● **Material for this task**:
* * * * * * * * *
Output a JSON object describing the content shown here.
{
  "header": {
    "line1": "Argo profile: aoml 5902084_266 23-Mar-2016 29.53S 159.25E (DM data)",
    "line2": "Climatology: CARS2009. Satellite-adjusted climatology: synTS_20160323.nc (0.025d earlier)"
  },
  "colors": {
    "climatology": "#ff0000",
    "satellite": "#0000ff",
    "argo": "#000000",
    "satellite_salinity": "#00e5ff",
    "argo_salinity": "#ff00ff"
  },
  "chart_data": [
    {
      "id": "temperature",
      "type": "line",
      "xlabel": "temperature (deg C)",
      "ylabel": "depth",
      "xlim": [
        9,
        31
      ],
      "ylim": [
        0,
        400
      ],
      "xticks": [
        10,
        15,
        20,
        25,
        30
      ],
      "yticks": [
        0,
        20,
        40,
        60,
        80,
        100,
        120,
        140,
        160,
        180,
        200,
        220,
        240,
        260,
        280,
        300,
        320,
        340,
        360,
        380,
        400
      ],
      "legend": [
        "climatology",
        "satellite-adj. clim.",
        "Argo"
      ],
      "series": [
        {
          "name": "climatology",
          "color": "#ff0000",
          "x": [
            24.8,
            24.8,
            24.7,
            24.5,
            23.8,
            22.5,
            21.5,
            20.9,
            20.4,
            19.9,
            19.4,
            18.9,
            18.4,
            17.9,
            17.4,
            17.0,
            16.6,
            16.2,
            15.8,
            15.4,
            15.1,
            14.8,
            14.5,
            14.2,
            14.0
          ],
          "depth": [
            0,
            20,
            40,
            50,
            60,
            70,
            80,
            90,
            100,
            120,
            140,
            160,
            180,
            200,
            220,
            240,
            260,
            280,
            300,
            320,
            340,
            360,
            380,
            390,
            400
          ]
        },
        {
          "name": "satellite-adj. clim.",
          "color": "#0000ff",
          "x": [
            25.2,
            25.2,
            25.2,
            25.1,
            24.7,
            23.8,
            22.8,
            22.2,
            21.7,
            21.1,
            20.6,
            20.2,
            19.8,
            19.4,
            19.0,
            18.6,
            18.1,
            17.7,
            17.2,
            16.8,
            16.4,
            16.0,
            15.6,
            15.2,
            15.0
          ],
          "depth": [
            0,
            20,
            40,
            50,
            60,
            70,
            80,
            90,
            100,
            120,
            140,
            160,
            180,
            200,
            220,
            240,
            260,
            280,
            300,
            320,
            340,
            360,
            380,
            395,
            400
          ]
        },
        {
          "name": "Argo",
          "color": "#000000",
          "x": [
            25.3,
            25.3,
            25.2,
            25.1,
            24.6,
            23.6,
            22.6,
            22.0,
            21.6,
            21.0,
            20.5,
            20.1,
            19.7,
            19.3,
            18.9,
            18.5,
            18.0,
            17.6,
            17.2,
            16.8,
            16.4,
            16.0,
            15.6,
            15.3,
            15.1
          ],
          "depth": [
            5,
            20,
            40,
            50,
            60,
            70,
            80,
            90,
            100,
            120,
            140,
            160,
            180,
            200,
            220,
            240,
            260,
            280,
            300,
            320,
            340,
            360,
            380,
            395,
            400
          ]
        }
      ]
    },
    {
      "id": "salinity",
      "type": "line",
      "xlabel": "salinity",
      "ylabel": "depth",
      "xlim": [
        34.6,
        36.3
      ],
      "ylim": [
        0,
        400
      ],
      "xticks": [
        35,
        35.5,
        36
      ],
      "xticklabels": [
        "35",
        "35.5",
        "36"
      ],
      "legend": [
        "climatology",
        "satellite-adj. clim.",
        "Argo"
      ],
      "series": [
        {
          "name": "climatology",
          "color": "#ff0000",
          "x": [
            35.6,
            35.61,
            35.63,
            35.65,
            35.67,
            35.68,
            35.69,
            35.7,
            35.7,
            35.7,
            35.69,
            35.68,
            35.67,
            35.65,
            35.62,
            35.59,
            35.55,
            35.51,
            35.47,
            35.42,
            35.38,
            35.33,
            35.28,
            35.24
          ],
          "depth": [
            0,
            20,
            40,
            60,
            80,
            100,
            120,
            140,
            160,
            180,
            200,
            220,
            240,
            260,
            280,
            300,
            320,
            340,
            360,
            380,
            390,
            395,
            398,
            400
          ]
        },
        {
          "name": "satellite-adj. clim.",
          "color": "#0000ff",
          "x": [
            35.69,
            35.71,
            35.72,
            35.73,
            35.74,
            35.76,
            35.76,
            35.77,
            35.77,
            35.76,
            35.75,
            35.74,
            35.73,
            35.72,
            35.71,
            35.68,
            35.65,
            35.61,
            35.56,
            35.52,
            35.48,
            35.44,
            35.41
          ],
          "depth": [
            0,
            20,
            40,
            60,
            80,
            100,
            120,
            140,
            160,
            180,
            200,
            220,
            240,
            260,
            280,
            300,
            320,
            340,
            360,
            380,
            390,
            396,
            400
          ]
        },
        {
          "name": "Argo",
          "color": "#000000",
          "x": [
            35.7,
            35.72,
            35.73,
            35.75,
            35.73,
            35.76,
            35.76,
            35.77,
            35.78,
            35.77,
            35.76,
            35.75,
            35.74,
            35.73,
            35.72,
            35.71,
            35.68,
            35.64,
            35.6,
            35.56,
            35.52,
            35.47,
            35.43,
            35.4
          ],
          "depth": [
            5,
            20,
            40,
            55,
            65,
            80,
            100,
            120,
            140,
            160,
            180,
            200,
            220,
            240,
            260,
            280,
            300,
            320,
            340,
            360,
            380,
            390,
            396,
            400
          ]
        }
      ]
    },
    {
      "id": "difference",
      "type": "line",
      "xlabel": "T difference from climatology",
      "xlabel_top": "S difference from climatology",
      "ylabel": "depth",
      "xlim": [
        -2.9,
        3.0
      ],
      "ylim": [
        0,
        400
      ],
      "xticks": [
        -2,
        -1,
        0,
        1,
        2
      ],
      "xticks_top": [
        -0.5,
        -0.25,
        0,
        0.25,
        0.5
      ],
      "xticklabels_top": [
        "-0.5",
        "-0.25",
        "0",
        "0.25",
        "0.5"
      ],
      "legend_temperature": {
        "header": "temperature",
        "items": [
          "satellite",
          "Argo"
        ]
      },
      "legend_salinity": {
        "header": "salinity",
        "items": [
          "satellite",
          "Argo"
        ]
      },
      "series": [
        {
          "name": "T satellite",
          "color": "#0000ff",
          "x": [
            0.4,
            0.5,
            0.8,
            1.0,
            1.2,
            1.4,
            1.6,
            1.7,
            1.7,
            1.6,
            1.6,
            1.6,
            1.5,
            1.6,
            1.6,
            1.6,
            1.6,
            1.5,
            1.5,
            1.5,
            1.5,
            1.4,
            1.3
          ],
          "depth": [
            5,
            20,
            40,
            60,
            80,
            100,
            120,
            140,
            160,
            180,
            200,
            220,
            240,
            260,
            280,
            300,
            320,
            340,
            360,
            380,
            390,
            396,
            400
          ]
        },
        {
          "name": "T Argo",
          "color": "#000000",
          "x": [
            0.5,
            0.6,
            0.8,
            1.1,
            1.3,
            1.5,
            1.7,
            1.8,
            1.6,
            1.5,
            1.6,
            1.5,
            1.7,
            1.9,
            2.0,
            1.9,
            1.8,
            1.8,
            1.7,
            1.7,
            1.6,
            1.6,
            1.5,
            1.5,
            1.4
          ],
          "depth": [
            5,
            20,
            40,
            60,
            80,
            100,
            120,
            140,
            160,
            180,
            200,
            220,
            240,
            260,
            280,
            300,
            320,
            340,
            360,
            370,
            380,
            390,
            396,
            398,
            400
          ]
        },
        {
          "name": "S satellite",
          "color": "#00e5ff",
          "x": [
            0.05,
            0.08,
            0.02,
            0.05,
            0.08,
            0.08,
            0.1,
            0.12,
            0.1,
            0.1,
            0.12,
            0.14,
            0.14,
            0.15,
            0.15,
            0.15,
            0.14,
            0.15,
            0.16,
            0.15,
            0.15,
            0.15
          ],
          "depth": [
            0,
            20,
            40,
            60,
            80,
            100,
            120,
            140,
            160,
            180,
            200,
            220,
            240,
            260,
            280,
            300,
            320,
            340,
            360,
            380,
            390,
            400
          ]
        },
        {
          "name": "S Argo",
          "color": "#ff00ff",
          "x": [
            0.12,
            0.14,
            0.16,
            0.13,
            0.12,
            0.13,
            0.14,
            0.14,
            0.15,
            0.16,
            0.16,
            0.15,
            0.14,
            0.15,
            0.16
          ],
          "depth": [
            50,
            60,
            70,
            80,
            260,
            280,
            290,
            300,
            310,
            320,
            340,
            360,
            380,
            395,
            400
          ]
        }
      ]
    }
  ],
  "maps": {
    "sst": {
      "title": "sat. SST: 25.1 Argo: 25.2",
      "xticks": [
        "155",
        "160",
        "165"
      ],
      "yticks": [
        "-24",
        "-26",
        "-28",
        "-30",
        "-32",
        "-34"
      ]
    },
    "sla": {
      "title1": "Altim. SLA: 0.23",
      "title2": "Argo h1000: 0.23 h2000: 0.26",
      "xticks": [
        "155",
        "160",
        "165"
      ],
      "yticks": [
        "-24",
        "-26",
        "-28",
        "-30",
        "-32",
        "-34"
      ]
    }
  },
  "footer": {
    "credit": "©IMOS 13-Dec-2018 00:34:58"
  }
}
* * * * * * * * *
● **Task to carry out**: Gather each line holding the string "header".

● **Solution for this problem**:
  "header": {
        "header": "temperature",
        "header": "salinity",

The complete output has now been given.